Instructions for the task: Only the pictures are to be left out; set down the rest of the records exactly.

───── Given entries ─────

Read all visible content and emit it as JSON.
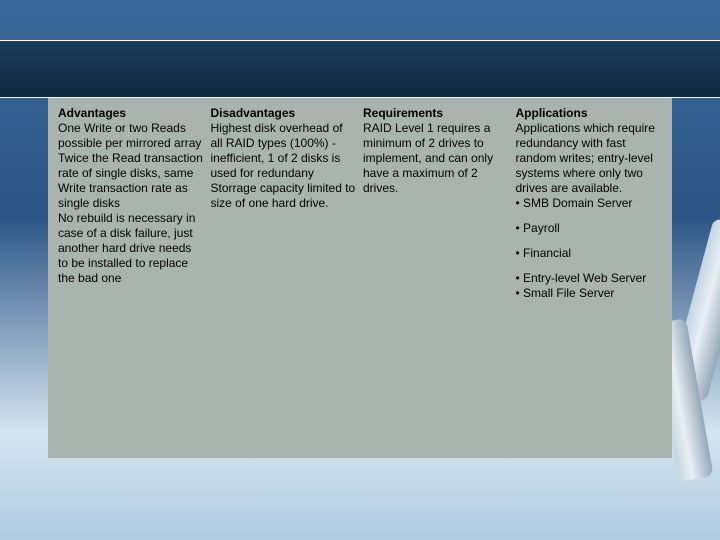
{
  "columns": [
    {
      "heading": "Advantages",
      "body": "One Write or two Reads possible per mirrored array\nTwice the Read transaction rate of single disks, same Write transaction rate as single disks\nNo rebuild is necessary in case of a disk failure, just another hard drive needs to be installed to replace the bad one",
      "bullets": []
    },
    {
      "heading": "Disadvantages",
      "body": "Highest disk overhead of all RAID types (100%) - inefficient, 1 of 2 disks is used for redundany\nStorrage capacity limited to size of one hard drive.",
      "bullets": []
    },
    {
      "heading": "Requirements",
      "body": "RAID Level 1 requires a minimum of 2 drives to implement, and can only have a maximum of 2 drives.",
      "bullets": []
    },
    {
      "heading": "Applications",
      "body": "Applications which require redundancy with fast random writes; entry-level systems where only two drives are available.\n• SMB Domain Server",
      "bullets": [
        "• Payroll",
        "• Financial",
        "• Entry-level Web Server\n• Small File Server"
      ]
    }
  ],
  "colors": {
    "content_bg": "#a9b4af",
    "header_band": "#14324c",
    "text": "#000000"
  }
}
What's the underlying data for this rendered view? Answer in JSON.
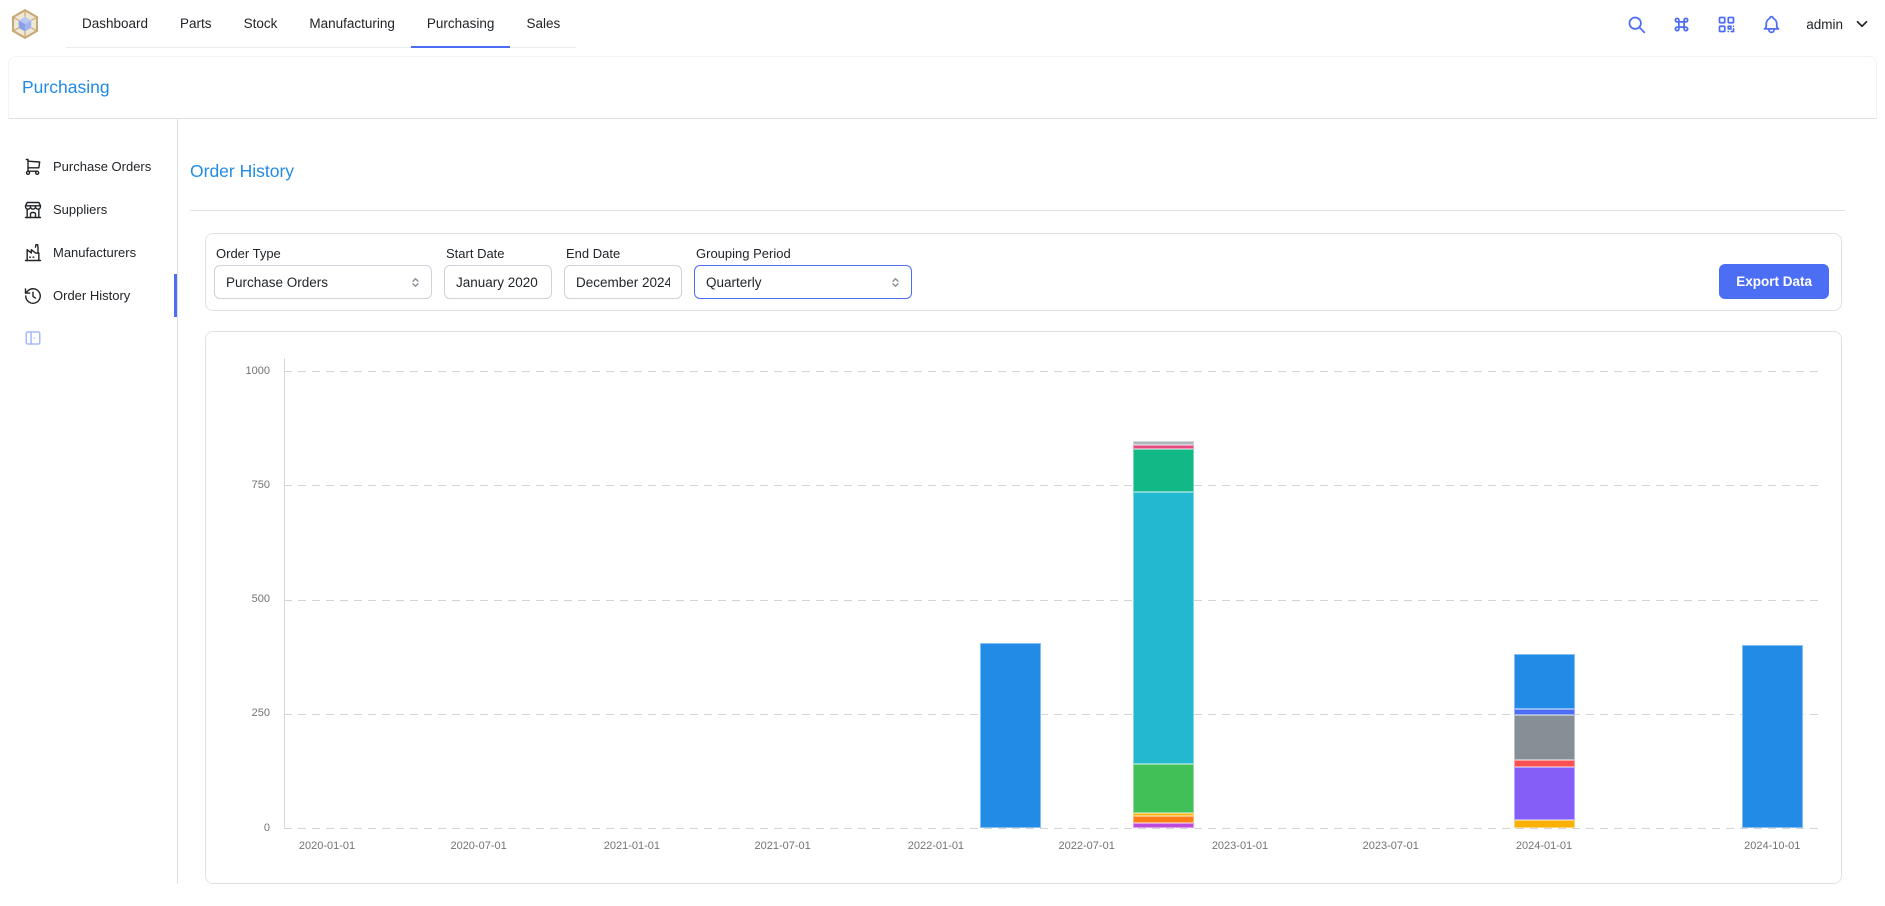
{
  "header": {
    "tabs": [
      {
        "label": "Dashboard",
        "active": false
      },
      {
        "label": "Parts",
        "active": false
      },
      {
        "label": "Stock",
        "active": false
      },
      {
        "label": "Manufacturing",
        "active": false
      },
      {
        "label": "Purchasing",
        "active": true
      },
      {
        "label": "Sales",
        "active": false
      }
    ],
    "user": "admin",
    "icons": [
      "search-icon",
      "command-icon",
      "qrcode-icon",
      "bell-icon",
      "chevron-down-icon"
    ]
  },
  "breadcrumb": {
    "title": "Purchasing"
  },
  "sidebar": {
    "items": [
      {
        "label": "Purchase Orders",
        "icon": "cart",
        "active": false
      },
      {
        "label": "Suppliers",
        "icon": "storefront",
        "active": false
      },
      {
        "label": "Manufacturers",
        "icon": "factory",
        "active": false
      },
      {
        "label": "Order History",
        "icon": "history",
        "active": true
      }
    ]
  },
  "main": {
    "title": "Order History",
    "filters": {
      "order_type": {
        "label": "Order Type",
        "value": "Purchase Orders"
      },
      "start_date": {
        "label": "Start Date",
        "value": "January 2020"
      },
      "end_date": {
        "label": "End Date",
        "value": "December 2024"
      },
      "grouping": {
        "label": "Grouping Period",
        "value": "Quarterly"
      },
      "export_label": "Export Data"
    }
  },
  "colors": {
    "accent_indigo": "#4c6ef5",
    "heading_blue": "#228be6",
    "border_gray": "#dee2e6",
    "axis_text": "#737373"
  },
  "chart_data": {
    "type": "bar",
    "stacked": true,
    "legend": "none",
    "grid": "dashed-horizontal",
    "ylim": [
      0,
      1090
    ],
    "yticks": [
      0,
      250,
      500,
      750,
      1000
    ],
    "xticks": [
      "2020-01-01",
      "2020-07-01",
      "2021-01-01",
      "2021-07-01",
      "2022-01-01",
      "2022-07-01",
      "2023-01-01",
      "2023-07-01",
      "2024-01-01",
      "2024-10-01"
    ],
    "x_domain_start": "2020-01-01",
    "bars": [
      {
        "date": "2022-04-01",
        "total": 405,
        "segments": [
          {
            "name": "blue",
            "color": "#228be6",
            "value": 405
          }
        ]
      },
      {
        "date": "2022-10-01",
        "total": 846,
        "segments": [
          {
            "name": "grape",
            "color": "#be4bdb",
            "value": 10
          },
          {
            "name": "orange",
            "color": "#fd7e14",
            "value": 17
          },
          {
            "name": "yellow",
            "color": "#fab005",
            "value": 6
          },
          {
            "name": "green",
            "color": "#40c057",
            "value": 106
          },
          {
            "name": "cyan",
            "color": "#22b8cf",
            "value": 596
          },
          {
            "name": "teal",
            "color": "#12b886",
            "value": 94
          },
          {
            "name": "pink",
            "color": "#e64980",
            "value": 9
          },
          {
            "name": "gray",
            "color": "#adb5bd",
            "value": 8
          }
        ]
      },
      {
        "date": "2024-01-01",
        "total": 381,
        "segments": [
          {
            "name": "yellow",
            "color": "#fab005",
            "value": 17
          },
          {
            "name": "violet",
            "color": "#845ef7",
            "value": 117
          },
          {
            "name": "red",
            "color": "#fa5252",
            "value": 15
          },
          {
            "name": "gray",
            "color": "#868e96",
            "value": 98
          },
          {
            "name": "indigo",
            "color": "#4c6ef5",
            "value": 13
          },
          {
            "name": "blue",
            "color": "#228be6",
            "value": 121
          }
        ]
      },
      {
        "date": "2024-10-01",
        "total": 400,
        "segments": [
          {
            "name": "blue",
            "color": "#228be6",
            "value": 400
          }
        ]
      }
    ]
  }
}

─────

Response to the task:
Read all visible content and emit it as JSON.
{
  "columns": [
    {
      "heading": "Advantages",
      "body": "One Write or two Reads possible per mirrored array\nTwice the Read transaction rate of single disks, same Write transaction rate as single disks\nNo rebuild is necessary in case of a disk failure, just another hard drive needs to be installed to replace the bad one",
      "bullets": []
    },
    {
      "heading": "Disadvantages",
      "body": "Highest disk overhead of all RAID types (100%) - inefficient, 1 of 2 disks is used for redundany\nStorrage capacity limited to size of one hard drive.",
      "bullets": []
    },
    {
      "heading": "Requirements",
      "body": "RAID Level 1 requires a minimum of 2 drives to implement, and can only have a maximum of 2 drives.",
      "bullets": []
    },
    {
      "heading": "Applications",
      "body": "Applications which require redundancy with fast random writes; entry-level systems where only two drives are available.\n• SMB Domain Server",
      "bullets": [
        "• Payroll",
        "• Financial",
        "• Entry-level Web Server\n• Small File Server"
      ]
    }
  ],
  "colors": {
    "content_bg": "#a9b4af",
    "header_band": "#14324c",
    "text": "#000000"
  }
}
What's the underlying data for this rendered view? Answer in JSON.
{
  "header": {
    "tabs": [
      {
        "label": "Dashboard",
        "active": false
      },
      {
        "label": "Parts",
        "active": false
      },
      {
        "label": "Stock",
        "active": false
      },
      {
        "label": "Manufacturing",
        "active": false
      },
      {
        "label": "Purchasing",
        "active": true
      },
      {
        "label": "Sales",
        "active": false
      }
    ],
    "user": "admin",
    "icons": [
      "search-icon",
      "command-icon",
      "qrcode-icon",
      "bell-icon",
      "chevron-down-icon"
    ]
  },
  "breadcrumb": {
    "title": "Purchasing"
  },
  "sidebar": {
    "items": [
      {
        "label": "Purchase Orders",
        "icon": "cart",
        "active": false
      },
      {
        "label": "Suppliers",
        "icon": "storefront",
        "active": false
      },
      {
        "label": "Manufacturers",
        "icon": "factory",
        "active": false
      },
      {
        "label": "Order History",
        "icon": "history",
        "active": true
      }
    ]
  },
  "main": {
    "title": "Order History",
    "filters": {
      "order_type": {
        "label": "Order Type",
        "value": "Purchase Orders"
      },
      "start_date": {
        "label": "Start Date",
        "value": "January 2020"
      },
      "end_date": {
        "label": "End Date",
        "value": "December 2024"
      },
      "grouping": {
        "label": "Grouping Period",
        "value": "Quarterly"
      },
      "export_label": "Export Data"
    }
  },
  "colors": {
    "accent_indigo": "#4c6ef5",
    "heading_blue": "#228be6",
    "border_gray": "#dee2e6",
    "axis_text": "#737373"
  },
  "chart_data": {
    "type": "bar",
    "stacked": true,
    "legend": "none",
    "grid": "dashed-horizontal",
    "ylim": [
      0,
      1090
    ],
    "yticks": [
      0,
      250,
      500,
      750,
      1000
    ],
    "xticks": [
      "2020-01-01",
      "2020-07-01",
      "2021-01-01",
      "2021-07-01",
      "2022-01-01",
      "2022-07-01",
      "2023-01-01",
      "2023-07-01",
      "2024-01-01",
      "2024-10-01"
    ],
    "x_domain_start": "2020-01-01",
    "bars": [
      {
        "date": "2022-04-01",
        "total": 405,
        "segments": [
          {
            "name": "blue",
            "color": "#228be6",
            "value": 405
          }
        ]
      },
      {
        "date": "2022-10-01",
        "total": 846,
        "segments": [
          {
            "name": "grape",
            "color": "#be4bdb",
            "value": 10
          },
          {
            "name": "orange",
            "color": "#fd7e14",
            "value": 17
          },
          {
            "name": "yellow",
            "color": "#fab005",
            "value": 6
          },
          {
            "name": "green",
            "color": "#40c057",
            "value": 106
          },
          {
            "name": "cyan",
            "color": "#22b8cf",
            "value": 596
          },
          {
            "name": "teal",
            "color": "#12b886",
            "value": 94
          },
          {
            "name": "pink",
            "color": "#e64980",
            "value": 9
          },
          {
            "name": "gray",
            "color": "#adb5bd",
            "value": 8
          }
        ]
      },
      {
        "date": "2024-01-01",
        "total": 381,
        "segments": [
          {
            "name": "yellow",
            "color": "#fab005",
            "value": 17
          },
          {
            "name": "violet",
            "color": "#845ef7",
            "value": 117
          },
          {
            "name": "red",
            "color": "#fa5252",
            "value": 15
          },
          {
            "name": "gray",
            "color": "#868e96",
            "value": 98
          },
          {
            "name": "indigo",
            "color": "#4c6ef5",
            "value": 13
          },
          {
            "name": "blue",
            "color": "#228be6",
            "value": 121
          }
        ]
      },
      {
        "date": "2024-10-01",
        "total": 400,
        "segments": [
          {
            "name": "blue",
            "color": "#228be6",
            "value": 400
          }
        ]
      }
    ]
  }
}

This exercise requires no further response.